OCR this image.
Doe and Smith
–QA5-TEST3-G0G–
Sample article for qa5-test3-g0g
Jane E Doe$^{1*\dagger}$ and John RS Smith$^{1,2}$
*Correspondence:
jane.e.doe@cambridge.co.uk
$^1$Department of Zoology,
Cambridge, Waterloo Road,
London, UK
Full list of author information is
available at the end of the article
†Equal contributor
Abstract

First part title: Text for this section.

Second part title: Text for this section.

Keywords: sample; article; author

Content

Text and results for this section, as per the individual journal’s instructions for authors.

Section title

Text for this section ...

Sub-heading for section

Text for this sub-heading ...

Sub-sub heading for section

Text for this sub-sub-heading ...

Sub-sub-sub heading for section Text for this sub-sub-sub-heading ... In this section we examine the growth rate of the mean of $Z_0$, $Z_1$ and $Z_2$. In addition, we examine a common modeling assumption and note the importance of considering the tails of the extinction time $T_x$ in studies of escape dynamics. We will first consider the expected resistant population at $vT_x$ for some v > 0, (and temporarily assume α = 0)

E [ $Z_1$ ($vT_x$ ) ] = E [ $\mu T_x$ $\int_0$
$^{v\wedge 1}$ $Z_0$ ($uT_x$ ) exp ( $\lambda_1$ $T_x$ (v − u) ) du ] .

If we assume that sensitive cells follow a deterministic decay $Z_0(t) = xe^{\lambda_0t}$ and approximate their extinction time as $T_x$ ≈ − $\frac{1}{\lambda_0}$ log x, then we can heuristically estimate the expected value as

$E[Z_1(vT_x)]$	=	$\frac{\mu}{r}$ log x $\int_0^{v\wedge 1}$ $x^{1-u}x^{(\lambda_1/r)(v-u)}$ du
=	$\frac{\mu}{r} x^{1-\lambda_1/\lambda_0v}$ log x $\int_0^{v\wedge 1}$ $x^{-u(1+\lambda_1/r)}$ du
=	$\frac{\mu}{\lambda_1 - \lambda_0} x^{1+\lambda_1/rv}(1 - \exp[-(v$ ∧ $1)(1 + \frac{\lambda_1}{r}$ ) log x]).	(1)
━━━━━━━━━━━━━━━━━━━━━━━━━━━━━━
■ REQUIRED ACTION:
Scan the entries and show every line in which the word "title" is found.

■ RESPONSE TO THIS EXERCISE:
First part title: Text for this section.
Second part title: Text for this section.
Section title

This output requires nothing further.